Task:
Copy out the listing that follows, exact in every word, and skip the images.

[Collected data entries]
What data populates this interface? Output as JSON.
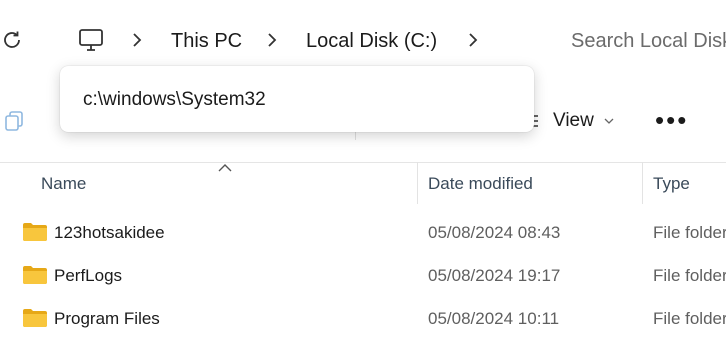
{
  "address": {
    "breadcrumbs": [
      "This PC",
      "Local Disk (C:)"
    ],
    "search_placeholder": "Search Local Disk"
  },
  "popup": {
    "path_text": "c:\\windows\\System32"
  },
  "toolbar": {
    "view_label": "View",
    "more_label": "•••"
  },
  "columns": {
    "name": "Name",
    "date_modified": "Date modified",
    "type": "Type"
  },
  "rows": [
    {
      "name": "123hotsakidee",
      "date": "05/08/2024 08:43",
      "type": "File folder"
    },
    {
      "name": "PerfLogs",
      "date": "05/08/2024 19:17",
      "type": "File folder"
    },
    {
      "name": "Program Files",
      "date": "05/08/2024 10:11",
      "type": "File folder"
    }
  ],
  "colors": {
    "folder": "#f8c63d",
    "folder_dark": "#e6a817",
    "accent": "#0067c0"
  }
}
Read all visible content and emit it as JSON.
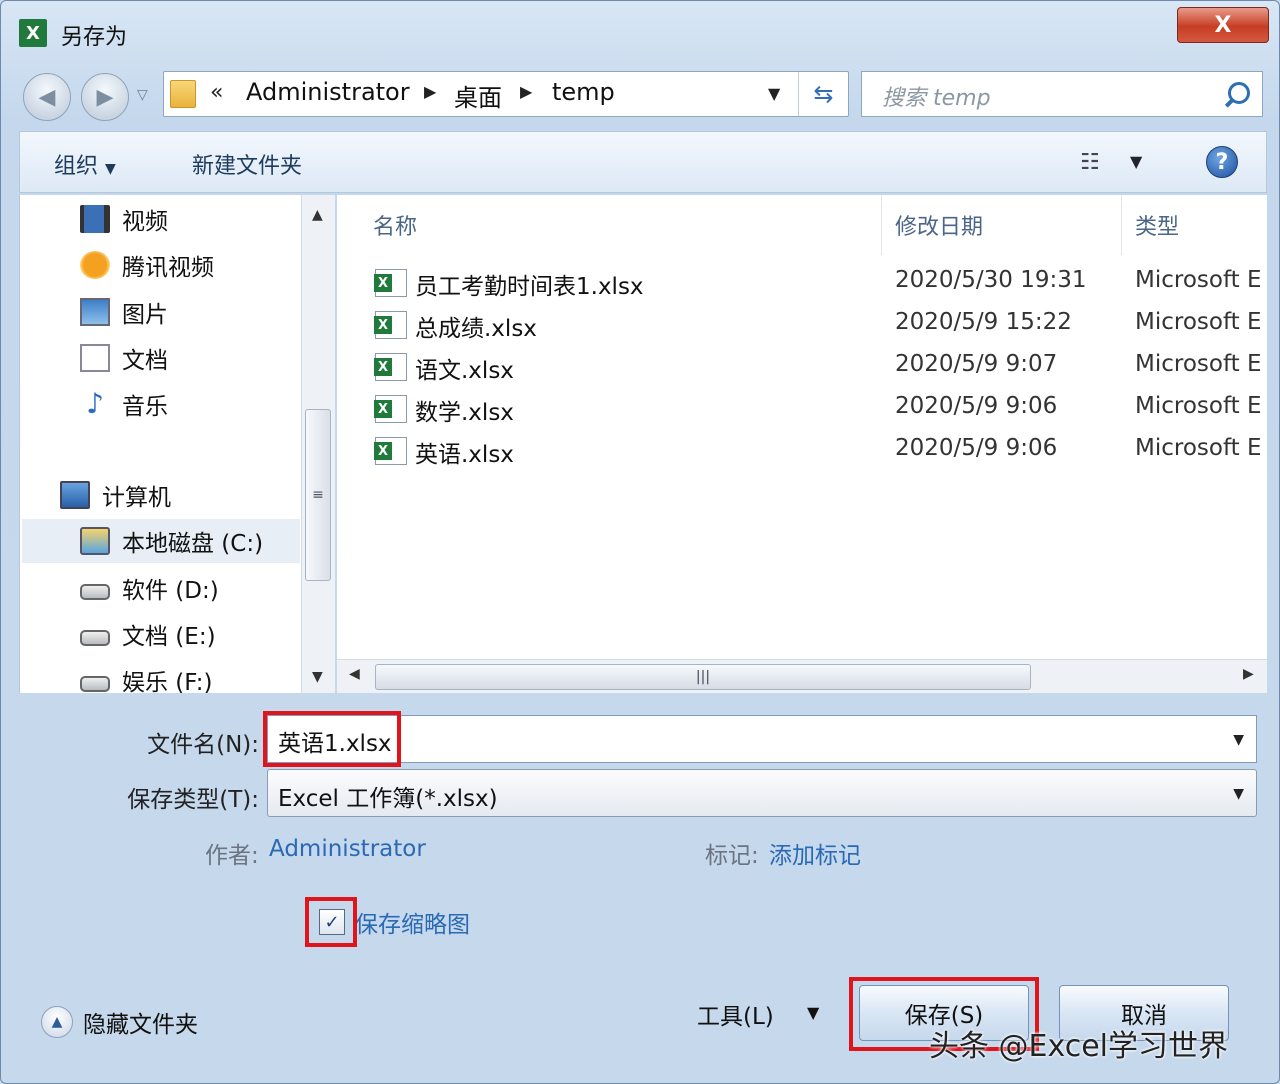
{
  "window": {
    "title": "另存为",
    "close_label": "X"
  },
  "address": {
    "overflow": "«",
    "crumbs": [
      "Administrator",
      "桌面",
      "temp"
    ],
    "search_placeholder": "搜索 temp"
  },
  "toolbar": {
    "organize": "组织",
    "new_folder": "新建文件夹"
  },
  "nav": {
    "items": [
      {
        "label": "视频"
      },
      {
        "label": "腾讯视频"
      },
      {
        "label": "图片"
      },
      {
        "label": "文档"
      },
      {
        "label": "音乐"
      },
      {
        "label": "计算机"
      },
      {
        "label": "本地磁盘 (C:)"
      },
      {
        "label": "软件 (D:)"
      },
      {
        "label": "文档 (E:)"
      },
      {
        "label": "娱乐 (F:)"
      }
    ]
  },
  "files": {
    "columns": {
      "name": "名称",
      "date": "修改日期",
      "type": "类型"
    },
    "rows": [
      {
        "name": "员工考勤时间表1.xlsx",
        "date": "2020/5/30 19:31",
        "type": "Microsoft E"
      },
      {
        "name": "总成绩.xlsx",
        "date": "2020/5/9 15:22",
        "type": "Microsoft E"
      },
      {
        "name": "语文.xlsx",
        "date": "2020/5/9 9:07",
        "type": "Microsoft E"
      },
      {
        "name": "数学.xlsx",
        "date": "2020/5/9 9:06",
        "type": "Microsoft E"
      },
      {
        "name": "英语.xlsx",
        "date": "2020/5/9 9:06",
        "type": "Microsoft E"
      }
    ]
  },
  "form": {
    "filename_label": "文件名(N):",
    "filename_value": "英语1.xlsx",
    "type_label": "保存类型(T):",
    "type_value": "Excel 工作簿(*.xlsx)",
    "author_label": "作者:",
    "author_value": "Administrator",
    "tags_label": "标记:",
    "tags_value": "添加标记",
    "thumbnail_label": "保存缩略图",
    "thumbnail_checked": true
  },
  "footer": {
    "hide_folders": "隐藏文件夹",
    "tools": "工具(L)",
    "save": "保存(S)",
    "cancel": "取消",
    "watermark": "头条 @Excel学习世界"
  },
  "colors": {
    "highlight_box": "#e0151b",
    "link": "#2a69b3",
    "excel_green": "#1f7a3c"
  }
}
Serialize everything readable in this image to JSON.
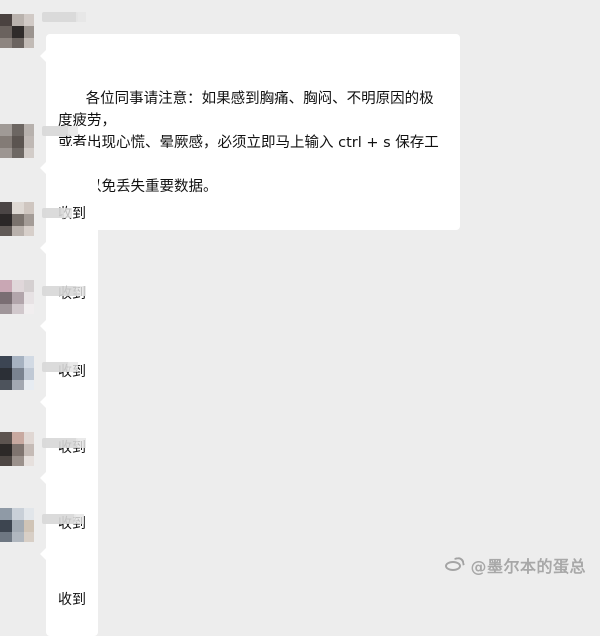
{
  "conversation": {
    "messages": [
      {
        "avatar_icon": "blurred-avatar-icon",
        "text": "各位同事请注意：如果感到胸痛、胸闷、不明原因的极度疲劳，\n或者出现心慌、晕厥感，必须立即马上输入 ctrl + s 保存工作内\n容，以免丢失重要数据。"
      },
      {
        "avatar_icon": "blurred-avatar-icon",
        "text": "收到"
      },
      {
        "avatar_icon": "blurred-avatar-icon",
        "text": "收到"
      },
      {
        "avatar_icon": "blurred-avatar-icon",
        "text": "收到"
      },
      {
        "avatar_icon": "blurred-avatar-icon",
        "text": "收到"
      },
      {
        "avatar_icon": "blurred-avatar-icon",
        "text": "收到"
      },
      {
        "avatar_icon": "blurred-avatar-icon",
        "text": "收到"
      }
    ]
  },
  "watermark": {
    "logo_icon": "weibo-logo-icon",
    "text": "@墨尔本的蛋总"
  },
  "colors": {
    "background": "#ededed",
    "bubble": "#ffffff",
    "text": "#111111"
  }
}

Response:
What data populates this interface? Output as JSON.
{
  "address": {
    "breadcrumbs": [
      "This PC",
      "Local Disk (C:)"
    ],
    "search_placeholder": "Search Local Disk"
  },
  "popup": {
    "path_text": "c:\\windows\\System32"
  },
  "toolbar": {
    "view_label": "View",
    "more_label": "•••"
  },
  "columns": {
    "name": "Name",
    "date_modified": "Date modified",
    "type": "Type"
  },
  "rows": [
    {
      "name": "123hotsakidee",
      "date": "05/08/2024 08:43",
      "type": "File folder"
    },
    {
      "name": "PerfLogs",
      "date": "05/08/2024 19:17",
      "type": "File folder"
    },
    {
      "name": "Program Files",
      "date": "05/08/2024 10:11",
      "type": "File folder"
    }
  ],
  "colors": {
    "folder": "#f8c63d",
    "folder_dark": "#e6a817",
    "accent": "#0067c0"
  }
}
Read all visible content and emit it as JSON.
{
  "window": {
    "title": "另存为",
    "close_label": "X"
  },
  "address": {
    "overflow": "«",
    "crumbs": [
      "Administrator",
      "桌面",
      "temp"
    ],
    "search_placeholder": "搜索 temp"
  },
  "toolbar": {
    "organize": "组织",
    "new_folder": "新建文件夹"
  },
  "nav": {
    "items": [
      {
        "label": "视频"
      },
      {
        "label": "腾讯视频"
      },
      {
        "label": "图片"
      },
      {
        "label": "文档"
      },
      {
        "label": "音乐"
      },
      {
        "label": "计算机"
      },
      {
        "label": "本地磁盘 (C:)"
      },
      {
        "label": "软件 (D:)"
      },
      {
        "label": "文档 (E:)"
      },
      {
        "label": "娱乐 (F:)"
      }
    ]
  },
  "files": {
    "columns": {
      "name": "名称",
      "date": "修改日期",
      "type": "类型"
    },
    "rows": [
      {
        "name": "员工考勤时间表1.xlsx",
        "date": "2020/5/30 19:31",
        "type": "Microsoft E"
      },
      {
        "name": "总成绩.xlsx",
        "date": "2020/5/9 15:22",
        "type": "Microsoft E"
      },
      {
        "name": "语文.xlsx",
        "date": "2020/5/9 9:07",
        "type": "Microsoft E"
      },
      {
        "name": "数学.xlsx",
        "date": "2020/5/9 9:06",
        "type": "Microsoft E"
      },
      {
        "name": "英语.xlsx",
        "date": "2020/5/9 9:06",
        "type": "Microsoft E"
      }
    ]
  },
  "form": {
    "filename_label": "文件名(N):",
    "filename_value": "英语1.xlsx",
    "type_label": "保存类型(T):",
    "type_value": "Excel 工作簿(*.xlsx)",
    "author_label": "作者:",
    "author_value": "Administrator",
    "tags_label": "标记:",
    "tags_value": "添加标记",
    "thumbnail_label": "保存缩略图",
    "thumbnail_checked": true
  },
  "footer": {
    "hide_folders": "隐藏文件夹",
    "tools": "工具(L)",
    "save": "保存(S)",
    "cancel": "取消",
    "watermark": "头条 @Excel学习世界"
  },
  "colors": {
    "highlight_box": "#e0151b",
    "link": "#2a69b3",
    "excel_green": "#1f7a3c"
  }
}
Serialize everything readable in this image to JSON.
{
  "conversation": {
    "messages": [
      {
        "avatar_icon": "blurred-avatar-icon",
        "text": "各位同事请注意：如果感到胸痛、胸闷、不明原因的极度疲劳，\n或者出现心慌、晕厥感，必须立即马上输入 ctrl + s 保存工作内\n容，以免丢失重要数据。"
      },
      {
        "avatar_icon": "blurred-avatar-icon",
        "text": "收到"
      },
      {
        "avatar_icon": "blurred-avatar-icon",
        "text": "收到"
      },
      {
        "avatar_icon": "blurred-avatar-icon",
        "text": "收到"
      },
      {
        "avatar_icon": "blurred-avatar-icon",
        "text": "收到"
      },
      {
        "avatar_icon": "blurred-avatar-icon",
        "text": "收到"
      },
      {
        "avatar_icon": "blurred-avatar-icon",
        "text": "收到"
      }
    ]
  },
  "watermark": {
    "logo_icon": "weibo-logo-icon",
    "text": "@墨尔本的蛋总"
  },
  "colors": {
    "background": "#ededed",
    "bubble": "#ffffff",
    "text": "#111111"
  }
}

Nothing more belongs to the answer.